*Materials provided:*
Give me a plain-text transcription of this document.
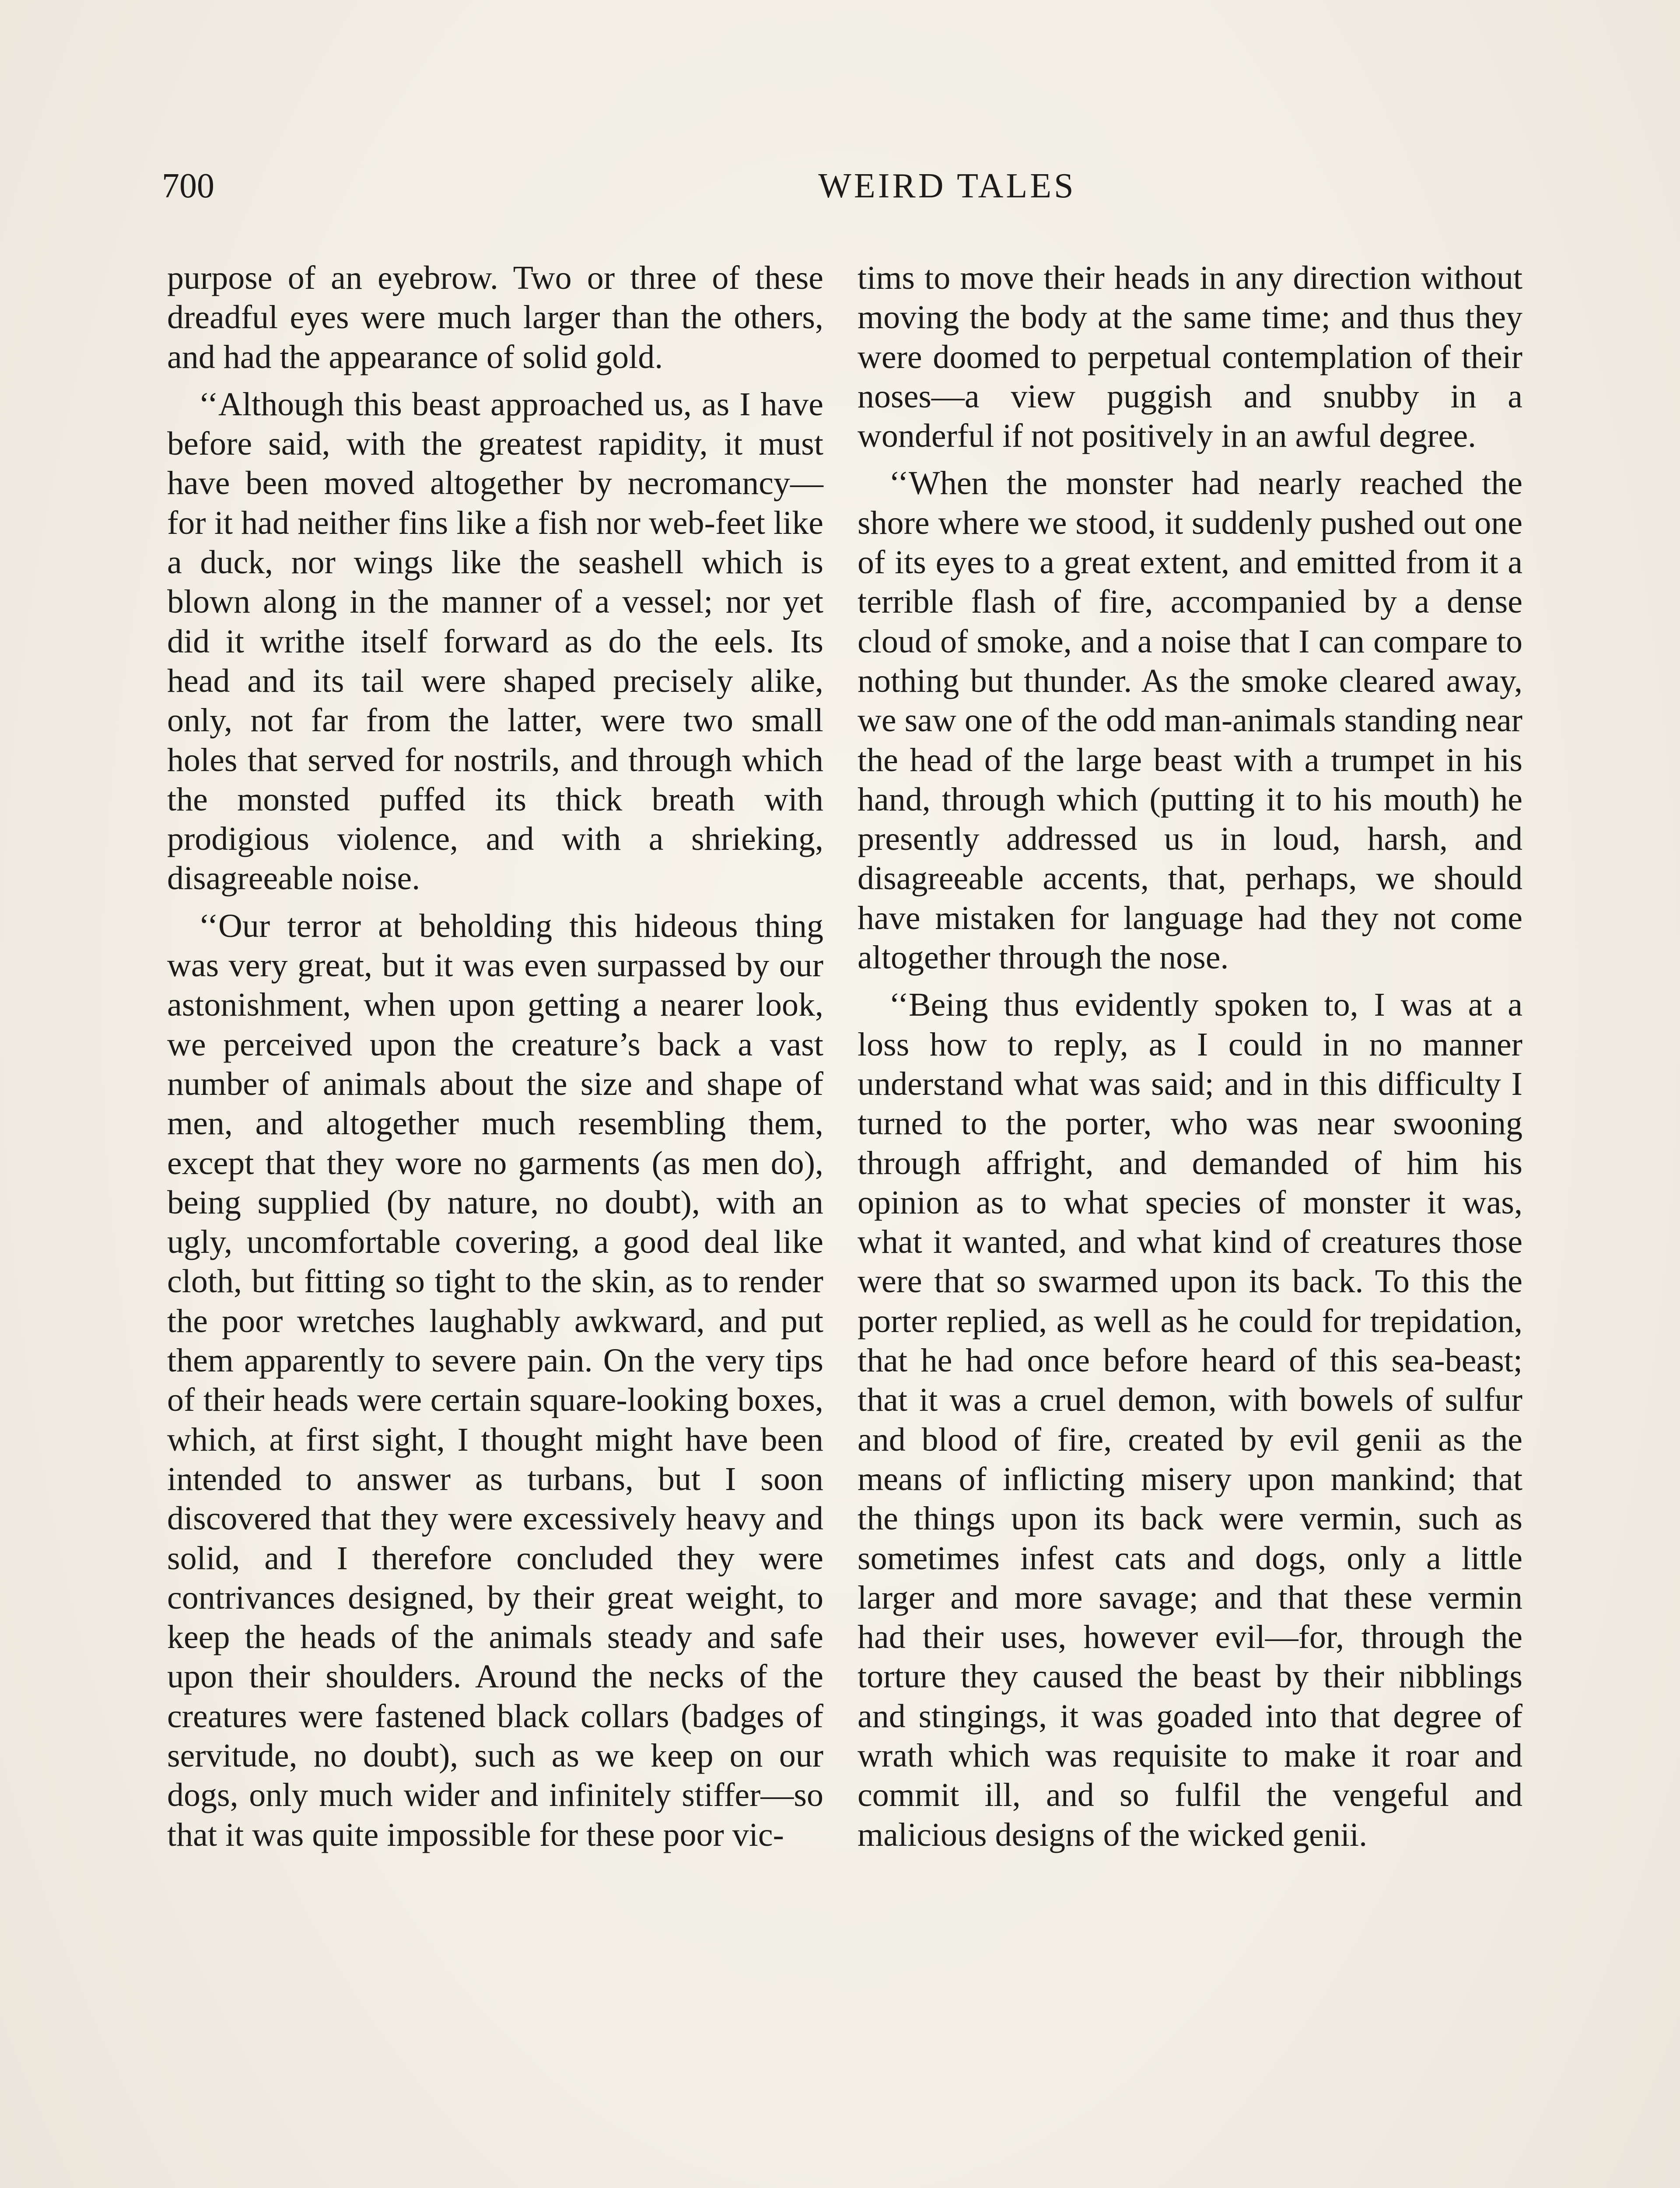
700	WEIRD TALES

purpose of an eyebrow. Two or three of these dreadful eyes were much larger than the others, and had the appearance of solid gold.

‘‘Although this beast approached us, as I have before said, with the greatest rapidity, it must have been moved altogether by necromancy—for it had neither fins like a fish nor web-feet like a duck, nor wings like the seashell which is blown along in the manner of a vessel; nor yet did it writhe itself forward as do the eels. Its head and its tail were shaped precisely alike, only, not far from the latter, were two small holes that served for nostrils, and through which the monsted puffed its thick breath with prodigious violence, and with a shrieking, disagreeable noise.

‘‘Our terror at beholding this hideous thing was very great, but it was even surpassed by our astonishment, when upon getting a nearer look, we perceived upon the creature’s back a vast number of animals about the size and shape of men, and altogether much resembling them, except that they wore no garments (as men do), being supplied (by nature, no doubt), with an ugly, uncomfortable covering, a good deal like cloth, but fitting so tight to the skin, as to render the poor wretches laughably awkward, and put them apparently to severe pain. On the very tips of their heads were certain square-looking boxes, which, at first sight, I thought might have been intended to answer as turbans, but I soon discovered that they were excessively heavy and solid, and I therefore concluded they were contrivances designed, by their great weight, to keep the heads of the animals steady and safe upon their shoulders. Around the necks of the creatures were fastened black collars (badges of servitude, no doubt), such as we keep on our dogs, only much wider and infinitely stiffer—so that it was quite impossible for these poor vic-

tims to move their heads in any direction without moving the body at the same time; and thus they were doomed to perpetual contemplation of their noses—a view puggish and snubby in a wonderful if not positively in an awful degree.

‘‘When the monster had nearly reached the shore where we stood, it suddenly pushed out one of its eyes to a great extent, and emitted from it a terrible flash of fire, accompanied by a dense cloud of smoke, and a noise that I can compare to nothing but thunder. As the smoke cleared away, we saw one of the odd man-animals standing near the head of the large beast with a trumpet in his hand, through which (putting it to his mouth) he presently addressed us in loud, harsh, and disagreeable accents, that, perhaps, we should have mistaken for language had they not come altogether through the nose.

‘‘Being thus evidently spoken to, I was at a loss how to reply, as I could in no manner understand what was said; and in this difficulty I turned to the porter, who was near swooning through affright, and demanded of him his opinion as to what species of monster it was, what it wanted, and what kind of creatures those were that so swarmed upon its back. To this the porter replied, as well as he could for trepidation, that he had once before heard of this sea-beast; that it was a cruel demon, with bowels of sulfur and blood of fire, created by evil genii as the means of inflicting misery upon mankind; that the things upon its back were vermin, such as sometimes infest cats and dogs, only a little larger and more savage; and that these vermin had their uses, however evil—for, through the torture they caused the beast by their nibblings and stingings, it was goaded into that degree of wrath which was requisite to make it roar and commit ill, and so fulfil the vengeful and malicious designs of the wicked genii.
* * *
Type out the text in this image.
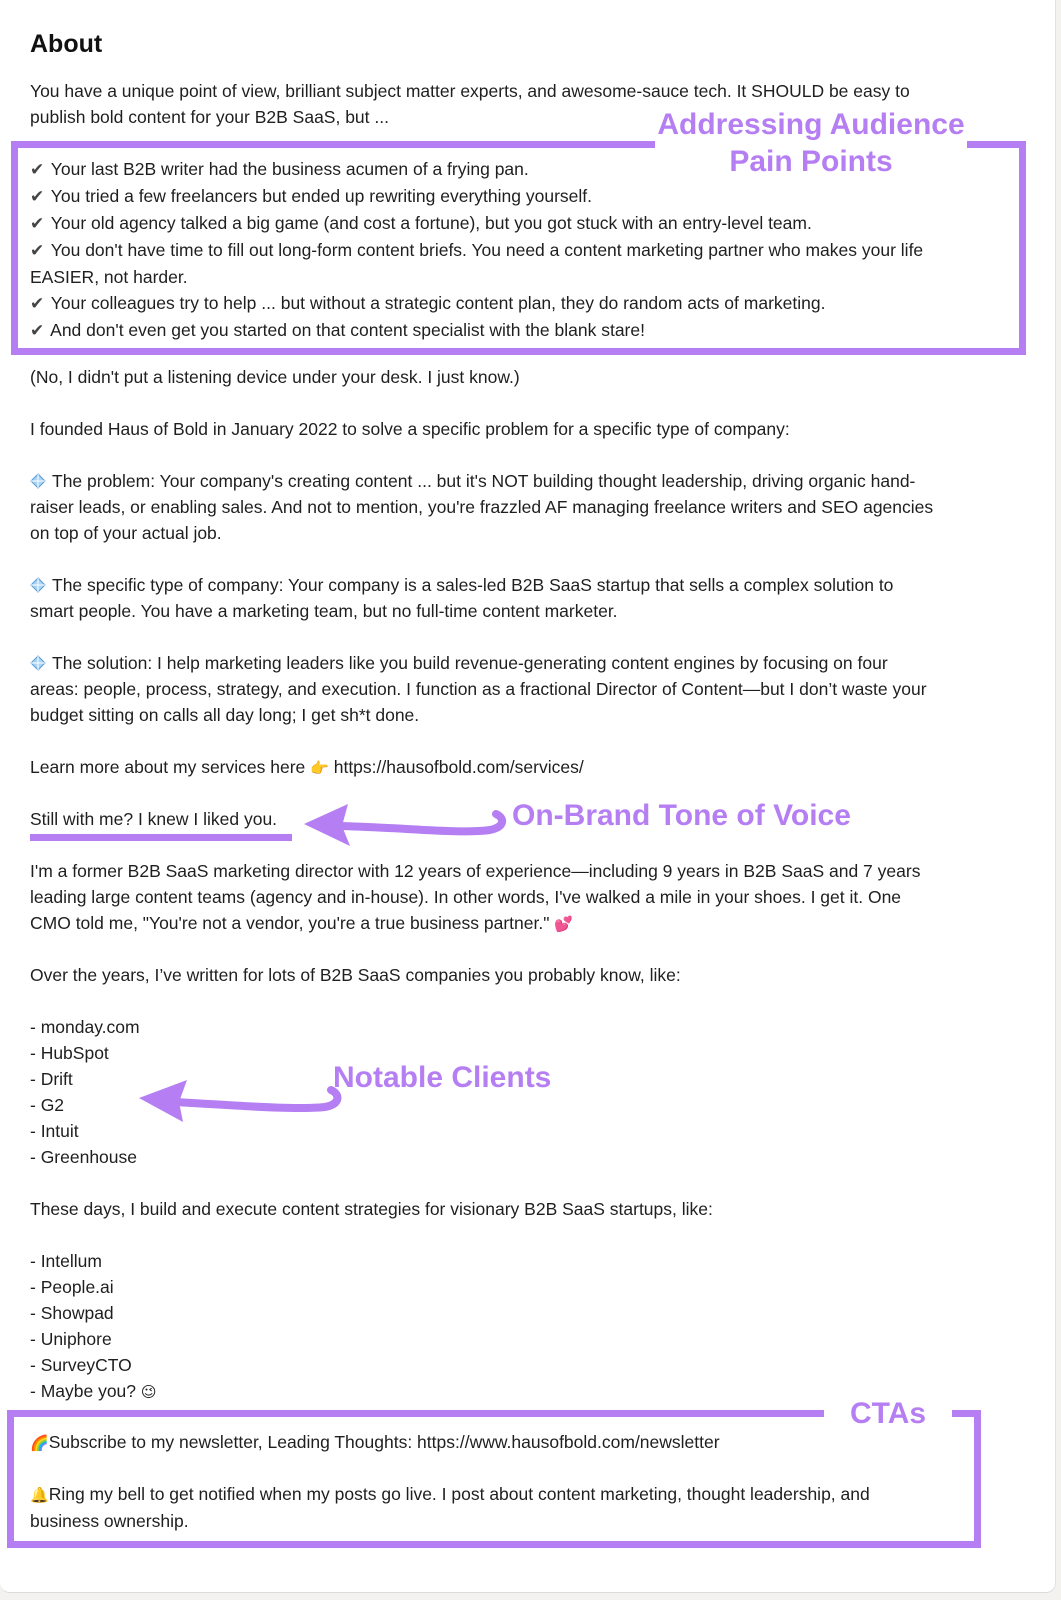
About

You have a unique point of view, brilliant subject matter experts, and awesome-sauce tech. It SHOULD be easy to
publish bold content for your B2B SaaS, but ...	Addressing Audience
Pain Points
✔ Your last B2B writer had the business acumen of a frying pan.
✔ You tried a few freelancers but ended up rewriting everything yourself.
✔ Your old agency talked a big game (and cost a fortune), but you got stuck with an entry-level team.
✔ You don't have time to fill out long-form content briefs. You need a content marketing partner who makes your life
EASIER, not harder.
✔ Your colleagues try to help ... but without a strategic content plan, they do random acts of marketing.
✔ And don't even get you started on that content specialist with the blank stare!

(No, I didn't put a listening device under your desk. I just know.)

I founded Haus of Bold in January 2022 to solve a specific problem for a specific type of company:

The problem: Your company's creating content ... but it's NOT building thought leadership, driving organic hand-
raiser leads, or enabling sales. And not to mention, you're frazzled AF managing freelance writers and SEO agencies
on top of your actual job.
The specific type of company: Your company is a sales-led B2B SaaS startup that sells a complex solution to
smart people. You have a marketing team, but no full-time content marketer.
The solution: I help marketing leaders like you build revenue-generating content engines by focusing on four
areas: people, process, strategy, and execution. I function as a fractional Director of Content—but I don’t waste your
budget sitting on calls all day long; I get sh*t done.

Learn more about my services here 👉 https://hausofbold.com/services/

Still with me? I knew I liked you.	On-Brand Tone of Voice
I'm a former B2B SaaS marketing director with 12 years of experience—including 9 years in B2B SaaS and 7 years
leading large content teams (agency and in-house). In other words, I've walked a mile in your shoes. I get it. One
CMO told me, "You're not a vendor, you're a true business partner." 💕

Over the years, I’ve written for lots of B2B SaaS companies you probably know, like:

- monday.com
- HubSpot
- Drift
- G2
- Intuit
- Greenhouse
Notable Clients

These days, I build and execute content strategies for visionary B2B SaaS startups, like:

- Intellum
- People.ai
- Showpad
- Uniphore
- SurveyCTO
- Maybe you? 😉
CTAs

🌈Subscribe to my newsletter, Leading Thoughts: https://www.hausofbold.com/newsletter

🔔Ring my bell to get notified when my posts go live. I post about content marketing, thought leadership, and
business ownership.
---
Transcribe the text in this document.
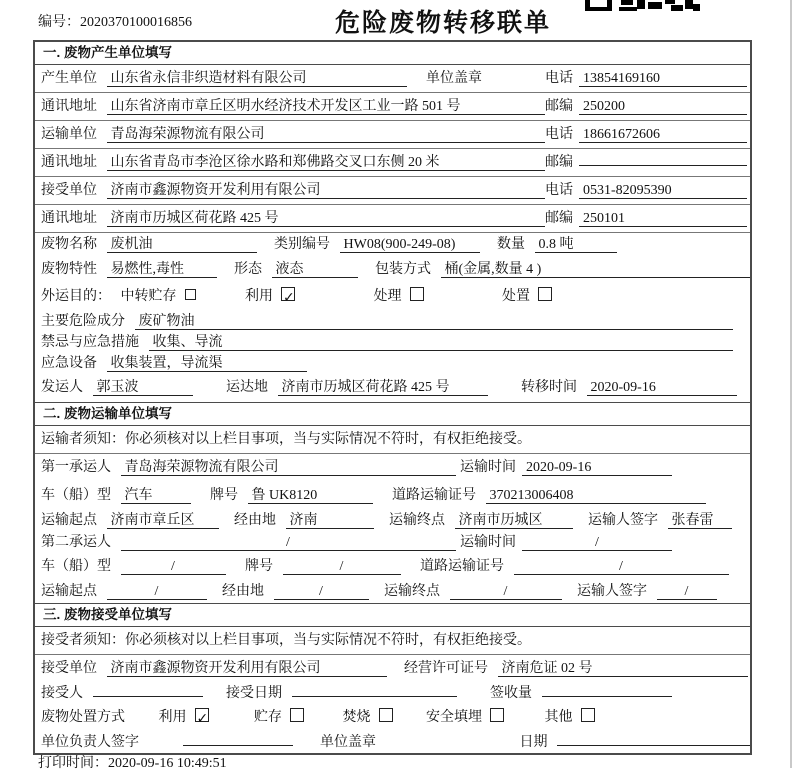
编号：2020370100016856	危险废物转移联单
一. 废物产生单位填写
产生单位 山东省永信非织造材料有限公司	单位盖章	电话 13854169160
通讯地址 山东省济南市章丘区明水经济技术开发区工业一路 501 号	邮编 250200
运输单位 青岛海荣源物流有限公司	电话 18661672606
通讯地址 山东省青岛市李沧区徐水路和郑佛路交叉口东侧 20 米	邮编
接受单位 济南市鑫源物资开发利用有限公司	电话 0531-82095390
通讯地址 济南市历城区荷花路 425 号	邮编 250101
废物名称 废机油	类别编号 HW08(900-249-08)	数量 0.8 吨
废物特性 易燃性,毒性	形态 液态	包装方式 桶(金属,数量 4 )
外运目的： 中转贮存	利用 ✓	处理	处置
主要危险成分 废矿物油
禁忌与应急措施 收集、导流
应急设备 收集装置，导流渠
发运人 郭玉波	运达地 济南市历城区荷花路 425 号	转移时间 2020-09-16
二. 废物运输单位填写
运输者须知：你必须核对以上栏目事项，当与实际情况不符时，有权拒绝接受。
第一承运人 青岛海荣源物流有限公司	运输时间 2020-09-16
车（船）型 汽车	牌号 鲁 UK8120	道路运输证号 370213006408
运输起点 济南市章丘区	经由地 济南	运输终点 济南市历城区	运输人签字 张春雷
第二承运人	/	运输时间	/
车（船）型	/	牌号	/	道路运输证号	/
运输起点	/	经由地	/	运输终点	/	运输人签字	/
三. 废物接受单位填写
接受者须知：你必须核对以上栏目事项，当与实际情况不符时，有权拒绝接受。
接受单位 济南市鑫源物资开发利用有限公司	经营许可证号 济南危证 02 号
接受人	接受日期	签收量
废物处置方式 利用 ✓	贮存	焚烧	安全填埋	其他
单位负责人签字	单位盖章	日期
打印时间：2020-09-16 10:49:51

*Given exercise:* What is the number of lines in this listing that contain the word "青岛海荣源物流有限公司"? Answer with that number and nothing else.

*Output of the task:* 2